====== EXCERPT TO READ ======

A plant needs both phosphorus and nitrogen. Both are in the soil. But phosphorus barely moves — it binds to soil particles and diffuses at rates measured in millimeters per year. Nitrogen, as nitrate, dissolves in water and percolates downward with every rain. Same soil, same plant, same roots. But the geometry that captures one resource is wrong for the other.
Jonathan Lynch and colleagues described the solution. For phosphorus: shallow root angles, dense lateral branching, proliferating root hairs. The strategy is topsoil foraging — maximizing surface area in the upper centimeters where organic matter decomposes and releases phosphorus into a thin, nearly immobile layer. Root hairs alone can increase absorptive surface area tenfold. The architecture is fractal: branch, rebranch, subdivide.
For nitrogen and water: steep angles, minimal branching, thin axial roots. Lynch called it “steep, cheap, and deep.” Nitrate leaches below the topsoil with every rainfall event. The architecture that captures it is penetrative — depth, not surface area. Lateral branches cost metabolic carbon without reaching the resource. The optimal root is a spear, not a net.

====== DATA TO EXAMINE ======

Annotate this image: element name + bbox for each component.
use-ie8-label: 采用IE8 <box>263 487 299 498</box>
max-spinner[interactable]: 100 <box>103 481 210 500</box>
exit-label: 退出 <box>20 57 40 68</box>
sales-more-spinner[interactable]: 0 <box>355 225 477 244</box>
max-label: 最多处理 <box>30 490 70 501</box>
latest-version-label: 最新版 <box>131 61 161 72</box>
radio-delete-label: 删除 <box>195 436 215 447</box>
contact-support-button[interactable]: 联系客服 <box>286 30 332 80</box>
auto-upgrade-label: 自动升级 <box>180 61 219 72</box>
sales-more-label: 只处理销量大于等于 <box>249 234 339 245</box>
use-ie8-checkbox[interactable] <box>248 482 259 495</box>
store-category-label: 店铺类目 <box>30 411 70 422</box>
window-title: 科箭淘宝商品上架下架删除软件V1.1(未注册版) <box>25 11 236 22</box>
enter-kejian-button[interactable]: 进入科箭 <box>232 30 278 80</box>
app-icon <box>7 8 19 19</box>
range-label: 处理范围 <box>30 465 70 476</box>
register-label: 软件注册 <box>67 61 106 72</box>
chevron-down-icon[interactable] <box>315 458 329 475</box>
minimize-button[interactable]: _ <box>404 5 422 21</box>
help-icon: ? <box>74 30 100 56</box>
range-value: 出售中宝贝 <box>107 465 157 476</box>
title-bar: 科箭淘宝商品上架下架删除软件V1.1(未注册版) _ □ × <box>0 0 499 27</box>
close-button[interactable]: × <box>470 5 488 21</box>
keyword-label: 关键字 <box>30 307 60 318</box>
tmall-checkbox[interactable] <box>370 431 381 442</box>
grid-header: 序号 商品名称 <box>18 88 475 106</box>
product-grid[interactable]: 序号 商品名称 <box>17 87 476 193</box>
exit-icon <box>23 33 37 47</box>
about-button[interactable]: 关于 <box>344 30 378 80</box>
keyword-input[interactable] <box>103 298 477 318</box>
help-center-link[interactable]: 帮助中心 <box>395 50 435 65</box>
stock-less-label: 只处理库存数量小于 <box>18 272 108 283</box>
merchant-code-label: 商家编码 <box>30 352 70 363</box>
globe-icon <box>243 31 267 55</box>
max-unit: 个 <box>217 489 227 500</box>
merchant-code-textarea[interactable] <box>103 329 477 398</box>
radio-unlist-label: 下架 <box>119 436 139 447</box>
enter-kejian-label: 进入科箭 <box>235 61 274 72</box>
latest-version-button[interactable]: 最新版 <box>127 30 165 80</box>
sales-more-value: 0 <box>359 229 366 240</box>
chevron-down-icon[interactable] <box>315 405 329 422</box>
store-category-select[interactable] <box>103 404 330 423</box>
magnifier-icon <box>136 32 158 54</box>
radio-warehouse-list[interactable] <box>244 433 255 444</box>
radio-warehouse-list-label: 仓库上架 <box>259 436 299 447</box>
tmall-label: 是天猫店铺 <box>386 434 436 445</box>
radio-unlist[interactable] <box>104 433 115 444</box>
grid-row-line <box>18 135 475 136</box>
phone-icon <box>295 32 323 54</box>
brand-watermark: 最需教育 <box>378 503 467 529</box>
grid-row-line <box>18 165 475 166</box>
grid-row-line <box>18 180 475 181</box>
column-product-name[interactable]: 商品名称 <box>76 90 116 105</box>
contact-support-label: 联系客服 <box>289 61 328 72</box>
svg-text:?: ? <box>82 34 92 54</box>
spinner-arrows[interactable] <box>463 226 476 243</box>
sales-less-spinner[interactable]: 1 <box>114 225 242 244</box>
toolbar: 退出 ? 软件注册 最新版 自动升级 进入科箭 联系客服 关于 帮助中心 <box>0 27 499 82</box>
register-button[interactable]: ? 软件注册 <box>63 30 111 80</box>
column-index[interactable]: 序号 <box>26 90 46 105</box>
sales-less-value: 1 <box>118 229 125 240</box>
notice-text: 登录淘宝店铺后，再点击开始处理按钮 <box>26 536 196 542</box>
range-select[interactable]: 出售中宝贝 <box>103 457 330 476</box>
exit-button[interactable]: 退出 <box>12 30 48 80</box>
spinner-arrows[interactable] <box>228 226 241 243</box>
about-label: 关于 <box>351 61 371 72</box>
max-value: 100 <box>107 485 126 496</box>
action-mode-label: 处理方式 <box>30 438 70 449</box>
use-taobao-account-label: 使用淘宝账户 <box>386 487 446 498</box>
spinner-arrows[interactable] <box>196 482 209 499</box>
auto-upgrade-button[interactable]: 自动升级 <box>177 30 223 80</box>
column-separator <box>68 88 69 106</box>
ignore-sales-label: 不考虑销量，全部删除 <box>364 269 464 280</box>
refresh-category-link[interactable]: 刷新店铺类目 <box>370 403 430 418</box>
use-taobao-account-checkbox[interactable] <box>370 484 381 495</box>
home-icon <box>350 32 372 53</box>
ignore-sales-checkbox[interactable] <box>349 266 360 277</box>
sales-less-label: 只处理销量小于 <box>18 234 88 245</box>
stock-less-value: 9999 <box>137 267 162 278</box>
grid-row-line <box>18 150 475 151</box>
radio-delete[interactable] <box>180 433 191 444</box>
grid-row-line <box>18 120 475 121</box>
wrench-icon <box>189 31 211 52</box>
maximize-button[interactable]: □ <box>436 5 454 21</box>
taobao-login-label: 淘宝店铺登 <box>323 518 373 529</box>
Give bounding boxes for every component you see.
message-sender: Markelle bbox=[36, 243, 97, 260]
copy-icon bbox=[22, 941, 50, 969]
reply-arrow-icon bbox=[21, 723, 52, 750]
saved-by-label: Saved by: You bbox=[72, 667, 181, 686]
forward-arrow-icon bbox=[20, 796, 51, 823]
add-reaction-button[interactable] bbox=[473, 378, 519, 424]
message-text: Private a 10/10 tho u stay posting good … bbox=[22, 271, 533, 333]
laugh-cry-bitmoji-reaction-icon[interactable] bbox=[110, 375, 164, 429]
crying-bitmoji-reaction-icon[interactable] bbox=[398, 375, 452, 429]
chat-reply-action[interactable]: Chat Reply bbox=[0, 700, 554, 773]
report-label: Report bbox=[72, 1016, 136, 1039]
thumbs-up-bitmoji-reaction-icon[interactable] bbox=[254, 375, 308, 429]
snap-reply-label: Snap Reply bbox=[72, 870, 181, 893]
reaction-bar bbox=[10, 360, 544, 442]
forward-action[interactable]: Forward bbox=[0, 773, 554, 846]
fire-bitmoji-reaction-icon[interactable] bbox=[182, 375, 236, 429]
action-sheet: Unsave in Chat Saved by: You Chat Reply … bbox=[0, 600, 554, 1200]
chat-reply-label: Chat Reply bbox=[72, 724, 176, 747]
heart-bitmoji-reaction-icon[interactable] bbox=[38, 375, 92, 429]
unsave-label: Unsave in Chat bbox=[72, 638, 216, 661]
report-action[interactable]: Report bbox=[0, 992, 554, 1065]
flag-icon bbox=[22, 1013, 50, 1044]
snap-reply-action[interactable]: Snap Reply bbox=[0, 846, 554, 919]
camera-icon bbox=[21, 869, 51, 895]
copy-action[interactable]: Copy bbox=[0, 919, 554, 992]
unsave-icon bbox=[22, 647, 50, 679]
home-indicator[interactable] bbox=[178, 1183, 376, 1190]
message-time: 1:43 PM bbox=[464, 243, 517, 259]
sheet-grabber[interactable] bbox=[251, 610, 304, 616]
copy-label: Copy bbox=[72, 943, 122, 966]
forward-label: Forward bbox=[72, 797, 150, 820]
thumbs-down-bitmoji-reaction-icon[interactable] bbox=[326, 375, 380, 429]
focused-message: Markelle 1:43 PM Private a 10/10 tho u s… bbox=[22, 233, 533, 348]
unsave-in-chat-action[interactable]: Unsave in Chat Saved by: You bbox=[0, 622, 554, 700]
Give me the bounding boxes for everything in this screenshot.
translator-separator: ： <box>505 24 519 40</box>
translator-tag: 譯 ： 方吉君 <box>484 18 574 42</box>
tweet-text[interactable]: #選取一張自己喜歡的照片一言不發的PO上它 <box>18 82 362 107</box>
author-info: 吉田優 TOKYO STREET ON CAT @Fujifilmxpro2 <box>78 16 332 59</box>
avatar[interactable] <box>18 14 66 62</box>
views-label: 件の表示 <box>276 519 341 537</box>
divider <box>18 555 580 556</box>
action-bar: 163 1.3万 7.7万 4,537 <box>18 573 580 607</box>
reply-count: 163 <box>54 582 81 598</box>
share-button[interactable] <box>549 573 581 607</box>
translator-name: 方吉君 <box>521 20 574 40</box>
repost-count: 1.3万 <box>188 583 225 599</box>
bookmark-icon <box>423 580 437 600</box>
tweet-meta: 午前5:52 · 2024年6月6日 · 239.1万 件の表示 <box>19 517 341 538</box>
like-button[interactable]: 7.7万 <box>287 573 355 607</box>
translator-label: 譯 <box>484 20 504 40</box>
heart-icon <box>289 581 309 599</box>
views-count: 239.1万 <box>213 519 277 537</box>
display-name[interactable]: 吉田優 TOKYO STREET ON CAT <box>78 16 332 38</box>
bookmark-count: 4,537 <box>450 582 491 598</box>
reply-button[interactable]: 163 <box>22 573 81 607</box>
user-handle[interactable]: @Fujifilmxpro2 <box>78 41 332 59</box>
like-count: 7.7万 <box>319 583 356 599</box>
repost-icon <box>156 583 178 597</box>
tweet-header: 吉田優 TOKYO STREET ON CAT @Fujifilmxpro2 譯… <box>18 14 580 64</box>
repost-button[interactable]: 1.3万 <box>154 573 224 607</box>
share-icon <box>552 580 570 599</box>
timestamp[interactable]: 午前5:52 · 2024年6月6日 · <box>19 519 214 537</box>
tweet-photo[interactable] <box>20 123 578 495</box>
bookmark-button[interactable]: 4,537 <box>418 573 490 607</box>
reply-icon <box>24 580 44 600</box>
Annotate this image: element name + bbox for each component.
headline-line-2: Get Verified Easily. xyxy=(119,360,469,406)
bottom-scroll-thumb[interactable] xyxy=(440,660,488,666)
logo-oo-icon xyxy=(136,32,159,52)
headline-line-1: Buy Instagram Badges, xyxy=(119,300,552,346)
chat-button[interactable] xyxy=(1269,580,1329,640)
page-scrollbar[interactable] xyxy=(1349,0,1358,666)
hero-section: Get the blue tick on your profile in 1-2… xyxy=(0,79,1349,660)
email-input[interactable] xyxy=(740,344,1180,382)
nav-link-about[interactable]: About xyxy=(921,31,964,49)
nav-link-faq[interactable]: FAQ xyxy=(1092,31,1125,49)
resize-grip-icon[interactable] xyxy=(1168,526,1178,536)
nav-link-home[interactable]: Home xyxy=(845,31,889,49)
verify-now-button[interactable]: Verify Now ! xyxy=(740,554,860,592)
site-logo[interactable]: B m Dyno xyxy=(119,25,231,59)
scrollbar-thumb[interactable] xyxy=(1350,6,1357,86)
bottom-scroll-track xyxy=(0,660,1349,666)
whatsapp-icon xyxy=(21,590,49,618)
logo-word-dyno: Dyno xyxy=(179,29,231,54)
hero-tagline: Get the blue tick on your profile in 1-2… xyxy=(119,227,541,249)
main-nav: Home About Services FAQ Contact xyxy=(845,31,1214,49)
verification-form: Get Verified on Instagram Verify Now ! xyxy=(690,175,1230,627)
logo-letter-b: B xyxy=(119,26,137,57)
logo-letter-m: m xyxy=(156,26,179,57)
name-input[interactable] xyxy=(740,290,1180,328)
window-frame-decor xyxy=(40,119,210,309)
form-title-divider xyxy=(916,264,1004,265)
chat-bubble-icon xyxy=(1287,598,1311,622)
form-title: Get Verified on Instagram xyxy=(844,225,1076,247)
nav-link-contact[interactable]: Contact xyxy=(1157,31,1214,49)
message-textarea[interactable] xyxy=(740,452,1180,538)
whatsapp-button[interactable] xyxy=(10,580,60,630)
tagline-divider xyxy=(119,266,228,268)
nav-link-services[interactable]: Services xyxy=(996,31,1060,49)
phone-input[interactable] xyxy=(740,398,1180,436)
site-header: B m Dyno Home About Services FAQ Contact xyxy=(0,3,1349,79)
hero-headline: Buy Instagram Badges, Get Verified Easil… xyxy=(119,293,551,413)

======

**WHAT TO PRODUCE:** Rewrite the stretch of the root architecture text from "Jonathan Lynch and" through "branch, rebranch, subdivide.", substituting "surface foraging" for "topsoil foraging". These lines aren't needed for anything here.

**ANSWER TO THIS PROBLEM:**
Jonathan Lynch and colleagues described the solution. For phosphorus: shallow root angles, dense lateral branching, proliferating root hairs. The strategy is surface foraging — maximizing surface area in the upper centimeters where organic matter decomposes and releases phosphorus into a thin, nearly immobile layer. Root hairs alone can increase absorptive surface area tenfold. The architecture is fractal: branch, rebranch, subdivide.